> [AIM]:
Check every line of the material below for the string "caption", and return the ones that have it.

> [THE RECORDS]:
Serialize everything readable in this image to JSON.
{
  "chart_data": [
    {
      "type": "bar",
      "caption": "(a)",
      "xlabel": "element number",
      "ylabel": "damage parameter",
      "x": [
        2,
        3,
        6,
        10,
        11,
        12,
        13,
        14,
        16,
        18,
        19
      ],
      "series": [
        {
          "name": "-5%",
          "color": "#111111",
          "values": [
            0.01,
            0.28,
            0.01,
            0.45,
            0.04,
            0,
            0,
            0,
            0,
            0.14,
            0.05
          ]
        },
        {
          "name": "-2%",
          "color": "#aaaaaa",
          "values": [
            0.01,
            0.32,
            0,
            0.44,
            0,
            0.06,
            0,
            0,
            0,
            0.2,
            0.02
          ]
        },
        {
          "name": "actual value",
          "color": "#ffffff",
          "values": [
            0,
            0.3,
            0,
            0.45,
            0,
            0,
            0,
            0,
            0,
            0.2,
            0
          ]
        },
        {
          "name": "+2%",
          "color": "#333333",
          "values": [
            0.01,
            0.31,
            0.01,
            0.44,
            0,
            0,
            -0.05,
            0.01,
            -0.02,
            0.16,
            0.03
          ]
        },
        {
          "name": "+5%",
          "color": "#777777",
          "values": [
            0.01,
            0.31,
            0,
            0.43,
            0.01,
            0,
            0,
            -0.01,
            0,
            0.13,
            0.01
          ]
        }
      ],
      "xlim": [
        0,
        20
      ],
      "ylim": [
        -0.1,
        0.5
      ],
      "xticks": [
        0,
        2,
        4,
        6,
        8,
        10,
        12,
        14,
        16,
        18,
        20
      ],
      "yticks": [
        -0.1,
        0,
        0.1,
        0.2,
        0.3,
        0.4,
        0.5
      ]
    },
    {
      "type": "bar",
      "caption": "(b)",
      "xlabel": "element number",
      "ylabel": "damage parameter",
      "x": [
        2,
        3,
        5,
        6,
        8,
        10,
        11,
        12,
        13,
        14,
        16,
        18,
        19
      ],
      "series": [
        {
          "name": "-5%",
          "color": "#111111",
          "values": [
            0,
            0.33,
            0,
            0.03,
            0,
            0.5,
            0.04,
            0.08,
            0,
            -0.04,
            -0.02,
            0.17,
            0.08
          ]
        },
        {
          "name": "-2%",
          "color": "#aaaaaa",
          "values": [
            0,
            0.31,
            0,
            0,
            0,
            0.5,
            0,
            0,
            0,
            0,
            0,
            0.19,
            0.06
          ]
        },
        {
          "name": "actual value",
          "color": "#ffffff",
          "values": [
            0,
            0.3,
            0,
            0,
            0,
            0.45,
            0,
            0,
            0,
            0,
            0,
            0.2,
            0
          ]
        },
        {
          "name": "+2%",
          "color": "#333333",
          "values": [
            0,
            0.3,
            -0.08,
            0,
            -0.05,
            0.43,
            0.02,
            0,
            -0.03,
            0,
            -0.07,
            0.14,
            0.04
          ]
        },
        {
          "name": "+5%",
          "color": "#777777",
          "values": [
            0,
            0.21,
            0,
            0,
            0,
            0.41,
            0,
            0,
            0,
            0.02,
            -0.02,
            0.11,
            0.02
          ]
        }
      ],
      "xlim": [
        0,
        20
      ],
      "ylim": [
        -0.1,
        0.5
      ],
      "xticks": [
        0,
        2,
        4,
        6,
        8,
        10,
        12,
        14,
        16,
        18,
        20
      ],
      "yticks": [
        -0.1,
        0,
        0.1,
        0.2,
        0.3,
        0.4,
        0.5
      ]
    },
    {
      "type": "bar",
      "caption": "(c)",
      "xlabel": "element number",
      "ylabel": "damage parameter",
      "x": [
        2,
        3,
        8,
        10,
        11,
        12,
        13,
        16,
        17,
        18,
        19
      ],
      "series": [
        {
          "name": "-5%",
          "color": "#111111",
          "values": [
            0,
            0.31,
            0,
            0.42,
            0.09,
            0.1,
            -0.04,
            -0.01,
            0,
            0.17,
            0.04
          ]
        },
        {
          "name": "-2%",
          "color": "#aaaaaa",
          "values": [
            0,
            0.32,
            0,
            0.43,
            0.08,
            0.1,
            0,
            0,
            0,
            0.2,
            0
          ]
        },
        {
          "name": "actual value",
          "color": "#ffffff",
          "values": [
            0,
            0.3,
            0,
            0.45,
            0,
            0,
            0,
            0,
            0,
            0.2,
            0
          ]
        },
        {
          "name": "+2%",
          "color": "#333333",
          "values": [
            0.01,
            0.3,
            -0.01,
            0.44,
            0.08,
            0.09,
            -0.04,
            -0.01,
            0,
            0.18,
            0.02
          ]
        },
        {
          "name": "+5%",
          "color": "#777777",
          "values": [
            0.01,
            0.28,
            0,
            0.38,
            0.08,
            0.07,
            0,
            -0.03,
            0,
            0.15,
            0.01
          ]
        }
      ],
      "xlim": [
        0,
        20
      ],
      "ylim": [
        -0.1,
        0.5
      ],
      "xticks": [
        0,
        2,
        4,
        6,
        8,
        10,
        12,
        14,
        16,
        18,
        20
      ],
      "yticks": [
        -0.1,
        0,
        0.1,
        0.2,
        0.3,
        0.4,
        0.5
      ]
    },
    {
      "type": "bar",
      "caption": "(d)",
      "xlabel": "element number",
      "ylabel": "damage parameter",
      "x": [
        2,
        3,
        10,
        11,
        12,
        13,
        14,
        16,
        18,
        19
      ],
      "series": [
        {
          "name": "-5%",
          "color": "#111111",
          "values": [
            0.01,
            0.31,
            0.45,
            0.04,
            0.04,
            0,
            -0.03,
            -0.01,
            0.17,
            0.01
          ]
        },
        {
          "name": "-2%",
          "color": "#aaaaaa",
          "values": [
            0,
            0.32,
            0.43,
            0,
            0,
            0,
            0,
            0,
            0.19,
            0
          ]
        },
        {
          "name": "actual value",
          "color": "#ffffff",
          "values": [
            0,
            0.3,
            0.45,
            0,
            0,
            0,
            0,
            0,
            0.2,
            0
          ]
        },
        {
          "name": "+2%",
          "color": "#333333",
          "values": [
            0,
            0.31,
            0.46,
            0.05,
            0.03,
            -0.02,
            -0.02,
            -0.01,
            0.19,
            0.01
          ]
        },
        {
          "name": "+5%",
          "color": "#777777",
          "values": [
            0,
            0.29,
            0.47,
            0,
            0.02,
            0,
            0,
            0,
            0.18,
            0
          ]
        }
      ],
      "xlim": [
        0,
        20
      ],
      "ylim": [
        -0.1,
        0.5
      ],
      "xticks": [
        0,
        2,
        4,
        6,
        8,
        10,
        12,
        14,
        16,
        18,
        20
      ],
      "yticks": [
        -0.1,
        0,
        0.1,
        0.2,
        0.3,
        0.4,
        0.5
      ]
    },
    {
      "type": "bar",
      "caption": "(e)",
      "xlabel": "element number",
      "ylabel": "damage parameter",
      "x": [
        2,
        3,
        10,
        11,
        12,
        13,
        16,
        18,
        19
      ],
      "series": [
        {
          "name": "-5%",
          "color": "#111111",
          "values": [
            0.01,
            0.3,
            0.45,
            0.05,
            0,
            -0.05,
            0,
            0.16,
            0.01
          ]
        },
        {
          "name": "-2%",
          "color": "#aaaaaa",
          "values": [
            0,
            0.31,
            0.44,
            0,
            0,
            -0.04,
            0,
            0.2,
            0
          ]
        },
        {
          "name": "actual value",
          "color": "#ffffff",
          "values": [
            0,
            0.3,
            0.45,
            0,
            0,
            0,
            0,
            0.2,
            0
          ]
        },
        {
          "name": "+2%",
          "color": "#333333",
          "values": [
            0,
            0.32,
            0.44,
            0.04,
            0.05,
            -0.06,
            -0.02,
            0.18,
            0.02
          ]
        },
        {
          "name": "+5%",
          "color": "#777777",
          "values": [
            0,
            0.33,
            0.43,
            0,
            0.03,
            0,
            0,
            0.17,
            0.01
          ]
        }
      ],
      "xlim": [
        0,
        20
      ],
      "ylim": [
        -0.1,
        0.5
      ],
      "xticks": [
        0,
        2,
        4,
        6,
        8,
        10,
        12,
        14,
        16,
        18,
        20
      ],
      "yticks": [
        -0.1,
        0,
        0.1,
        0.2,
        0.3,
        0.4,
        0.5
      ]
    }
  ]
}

> [TASK SOLUTION]:
      "caption": "(a)",
      "caption": "(b)",
      "caption": "(c)",
      "caption": "(d)",
      "caption": "(e)",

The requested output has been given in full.